→ **ASSIGNMENT 1**:
Decide whether each statement agrees with the MTHFR meta-analysis text: (a) the electronic searches covered reports published before June 2001; (b) every study contributing data had been published; (c) combined odds ratios were assessed by linear regression. For each, answer yes or no and quote the words of the text that decide it.
→ **ASSIGNMENT 2**:
From the MTHFR meta-analysis text, reproduce the passage starting at "Objective To assess the" and ending at "in the field.", keeping its wording unchanged.

TEXT PROVIDED Block Start

Objective To assess the relation of MTHFR 677C→T polymorphism and risk of CHD by conducting a meta-analysis of individual participant data from all case-control observational studies with data on this polymorphism and risk of CHD.

Data Sources Studies were identified by searches of the electronic literature (MEDLINE and Current Contents) for relevant reports published before June 2001 (using the search terms MTHFR and coronary heart disease), hand searches of reference lists of original studies and review articles (including meta-analyses) on this topic, and contact with investigators in the field.

Study Selection Studies were included if they had data on the MTHFR 677C→T genotype and a case-control design (retrospective or nested case-control) and involved CHD as an end point. Data were obtained from 40 (34 published and 6 unpublished) observational studies involving a total of 11 162 cases and 12 758 controls.

Data Extraction Data were collected on MTHFR 677C→T genotype, case-control status, and plasma levels of homocysteine, folate, and other cardiovascular risk factors. Data were checked for consistency with the published article or with information provided by the investigators and converted into a standard format for incorporation into a central database. Combined odds ratios (ORs) for the association between the MTHFR 677C→T polymorphism and CHD were assessed by logistic regression.

TEXT PROVIDED Block End
PROVIDED INFORMATION Block Start

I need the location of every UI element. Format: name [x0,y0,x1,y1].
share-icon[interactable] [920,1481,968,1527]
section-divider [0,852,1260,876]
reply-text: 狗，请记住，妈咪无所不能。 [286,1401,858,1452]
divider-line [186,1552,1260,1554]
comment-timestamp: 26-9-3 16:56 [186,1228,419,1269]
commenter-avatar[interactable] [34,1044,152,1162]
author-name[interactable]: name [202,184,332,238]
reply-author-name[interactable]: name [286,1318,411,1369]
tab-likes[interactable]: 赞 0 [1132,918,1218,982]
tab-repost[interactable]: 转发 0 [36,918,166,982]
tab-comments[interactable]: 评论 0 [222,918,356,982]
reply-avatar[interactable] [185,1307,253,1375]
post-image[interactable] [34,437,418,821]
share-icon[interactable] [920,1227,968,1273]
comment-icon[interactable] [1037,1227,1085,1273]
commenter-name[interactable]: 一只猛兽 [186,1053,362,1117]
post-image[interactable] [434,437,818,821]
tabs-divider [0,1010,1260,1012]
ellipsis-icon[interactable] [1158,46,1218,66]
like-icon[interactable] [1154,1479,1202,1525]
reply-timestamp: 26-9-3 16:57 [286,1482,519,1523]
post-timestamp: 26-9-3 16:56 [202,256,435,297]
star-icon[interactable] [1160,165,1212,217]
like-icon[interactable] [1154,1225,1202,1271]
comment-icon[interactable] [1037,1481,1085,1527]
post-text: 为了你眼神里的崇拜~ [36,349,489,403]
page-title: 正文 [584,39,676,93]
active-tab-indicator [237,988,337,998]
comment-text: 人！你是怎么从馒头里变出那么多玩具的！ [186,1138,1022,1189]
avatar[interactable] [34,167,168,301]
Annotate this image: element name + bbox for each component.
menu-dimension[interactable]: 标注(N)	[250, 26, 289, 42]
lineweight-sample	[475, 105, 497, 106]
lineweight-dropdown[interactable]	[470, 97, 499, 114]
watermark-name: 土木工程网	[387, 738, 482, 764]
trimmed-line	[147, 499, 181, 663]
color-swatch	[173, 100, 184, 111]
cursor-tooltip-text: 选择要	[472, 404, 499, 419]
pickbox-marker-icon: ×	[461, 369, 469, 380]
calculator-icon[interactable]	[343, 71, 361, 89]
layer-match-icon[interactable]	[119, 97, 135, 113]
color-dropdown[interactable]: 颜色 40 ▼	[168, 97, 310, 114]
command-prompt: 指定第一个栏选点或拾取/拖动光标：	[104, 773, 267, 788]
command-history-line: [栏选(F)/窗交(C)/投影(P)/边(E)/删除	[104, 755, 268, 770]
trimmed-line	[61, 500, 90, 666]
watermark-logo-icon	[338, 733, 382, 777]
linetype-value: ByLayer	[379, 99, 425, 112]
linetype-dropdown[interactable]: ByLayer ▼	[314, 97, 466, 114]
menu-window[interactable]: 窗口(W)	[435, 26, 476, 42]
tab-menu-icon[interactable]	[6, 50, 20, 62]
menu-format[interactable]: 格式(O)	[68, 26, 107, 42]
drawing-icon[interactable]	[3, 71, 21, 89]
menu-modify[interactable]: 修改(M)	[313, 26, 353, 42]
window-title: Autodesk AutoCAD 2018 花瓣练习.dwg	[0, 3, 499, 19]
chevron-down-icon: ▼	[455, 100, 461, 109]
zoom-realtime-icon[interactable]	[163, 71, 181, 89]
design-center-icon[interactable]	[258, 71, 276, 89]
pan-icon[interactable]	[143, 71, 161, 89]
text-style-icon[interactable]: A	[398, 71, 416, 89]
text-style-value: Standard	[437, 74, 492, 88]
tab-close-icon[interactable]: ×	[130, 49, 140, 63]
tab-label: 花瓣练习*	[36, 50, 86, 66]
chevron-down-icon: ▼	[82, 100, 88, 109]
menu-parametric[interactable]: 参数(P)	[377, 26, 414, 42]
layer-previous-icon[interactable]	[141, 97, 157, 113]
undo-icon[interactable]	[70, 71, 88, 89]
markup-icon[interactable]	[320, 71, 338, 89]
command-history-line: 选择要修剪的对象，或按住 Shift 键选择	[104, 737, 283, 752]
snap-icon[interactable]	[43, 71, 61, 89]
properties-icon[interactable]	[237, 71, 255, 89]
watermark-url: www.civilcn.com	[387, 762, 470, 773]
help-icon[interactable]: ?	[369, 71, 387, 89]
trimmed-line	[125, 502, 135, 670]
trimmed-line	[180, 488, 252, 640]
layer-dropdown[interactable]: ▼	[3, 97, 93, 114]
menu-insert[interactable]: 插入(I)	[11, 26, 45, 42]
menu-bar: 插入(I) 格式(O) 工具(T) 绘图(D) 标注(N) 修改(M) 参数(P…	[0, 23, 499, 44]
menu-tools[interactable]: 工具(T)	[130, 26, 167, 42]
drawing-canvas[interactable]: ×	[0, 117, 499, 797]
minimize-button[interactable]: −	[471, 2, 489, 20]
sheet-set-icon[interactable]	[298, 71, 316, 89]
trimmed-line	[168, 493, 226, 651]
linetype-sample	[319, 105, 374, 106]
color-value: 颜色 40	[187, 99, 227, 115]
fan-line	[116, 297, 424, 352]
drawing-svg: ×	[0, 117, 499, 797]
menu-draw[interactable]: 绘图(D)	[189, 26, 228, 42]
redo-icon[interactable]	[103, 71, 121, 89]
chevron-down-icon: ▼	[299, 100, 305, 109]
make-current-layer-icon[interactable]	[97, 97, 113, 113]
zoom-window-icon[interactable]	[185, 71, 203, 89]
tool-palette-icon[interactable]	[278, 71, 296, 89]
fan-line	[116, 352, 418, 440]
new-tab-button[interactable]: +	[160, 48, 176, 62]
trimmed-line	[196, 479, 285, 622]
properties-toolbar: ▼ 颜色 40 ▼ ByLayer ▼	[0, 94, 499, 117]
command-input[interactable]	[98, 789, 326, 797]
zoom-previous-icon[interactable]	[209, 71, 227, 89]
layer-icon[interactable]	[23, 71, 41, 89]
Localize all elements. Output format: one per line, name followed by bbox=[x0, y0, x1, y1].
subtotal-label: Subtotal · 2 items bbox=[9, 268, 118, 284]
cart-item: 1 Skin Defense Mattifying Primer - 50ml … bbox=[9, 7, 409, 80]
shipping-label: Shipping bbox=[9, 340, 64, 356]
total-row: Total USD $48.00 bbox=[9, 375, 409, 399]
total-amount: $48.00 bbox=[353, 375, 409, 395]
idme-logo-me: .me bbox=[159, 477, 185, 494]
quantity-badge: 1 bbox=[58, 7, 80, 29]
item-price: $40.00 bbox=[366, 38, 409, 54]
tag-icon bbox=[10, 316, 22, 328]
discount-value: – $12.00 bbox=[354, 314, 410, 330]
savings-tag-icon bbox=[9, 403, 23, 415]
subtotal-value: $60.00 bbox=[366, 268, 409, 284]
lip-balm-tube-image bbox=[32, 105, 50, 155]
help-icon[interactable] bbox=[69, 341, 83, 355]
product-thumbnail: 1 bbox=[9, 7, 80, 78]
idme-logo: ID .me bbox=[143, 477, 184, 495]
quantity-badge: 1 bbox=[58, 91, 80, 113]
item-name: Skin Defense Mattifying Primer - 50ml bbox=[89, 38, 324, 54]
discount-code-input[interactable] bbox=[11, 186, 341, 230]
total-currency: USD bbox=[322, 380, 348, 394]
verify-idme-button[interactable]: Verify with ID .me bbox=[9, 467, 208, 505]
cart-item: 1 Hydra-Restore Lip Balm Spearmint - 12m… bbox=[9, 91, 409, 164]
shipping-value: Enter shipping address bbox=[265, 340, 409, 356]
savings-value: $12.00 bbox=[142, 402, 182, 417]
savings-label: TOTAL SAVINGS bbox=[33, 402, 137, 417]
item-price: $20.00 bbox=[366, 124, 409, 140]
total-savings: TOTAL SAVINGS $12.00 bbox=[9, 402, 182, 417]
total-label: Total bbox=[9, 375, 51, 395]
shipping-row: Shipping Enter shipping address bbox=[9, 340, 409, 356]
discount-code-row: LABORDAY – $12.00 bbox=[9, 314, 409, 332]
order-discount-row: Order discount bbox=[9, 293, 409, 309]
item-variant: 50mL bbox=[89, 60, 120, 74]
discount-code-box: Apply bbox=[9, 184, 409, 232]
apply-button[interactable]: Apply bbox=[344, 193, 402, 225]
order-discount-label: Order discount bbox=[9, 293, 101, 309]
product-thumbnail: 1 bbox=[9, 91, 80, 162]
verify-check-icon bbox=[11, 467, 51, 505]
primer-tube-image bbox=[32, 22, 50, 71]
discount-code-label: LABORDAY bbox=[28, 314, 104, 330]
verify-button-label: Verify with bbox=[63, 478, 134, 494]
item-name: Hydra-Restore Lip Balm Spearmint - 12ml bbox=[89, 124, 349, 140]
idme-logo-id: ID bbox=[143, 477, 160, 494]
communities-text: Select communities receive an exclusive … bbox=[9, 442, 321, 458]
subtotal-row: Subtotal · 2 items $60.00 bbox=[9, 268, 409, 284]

PROVIDED INFORMATION Block End

→ **OUTPUT 1**:
(a) Yes: "for relevant reports published before June 2001"
(b) No: "Data were obtained from 40 (34 published and 6 unpublished) observational studies"
(c) No: "were assessed by logistic regression"

→ **OUTPUT 2**:
Objective To assess the relation of MTHFR 677C→T polymorphism and risk of CHD by conducting a meta-analysis of individual participant data from all case-control observational studies with data on this polymorphism and risk of CHD.

Data Sources Studies were identified by searches of the electronic literature (MEDLINE and Current Contents) for relevant reports published before June 2001 (using the search terms MTHFR and coronary heart disease), hand searches of reference lists of original studies and review articles (including meta-analyses) on this topic, and contact with investigators in the field.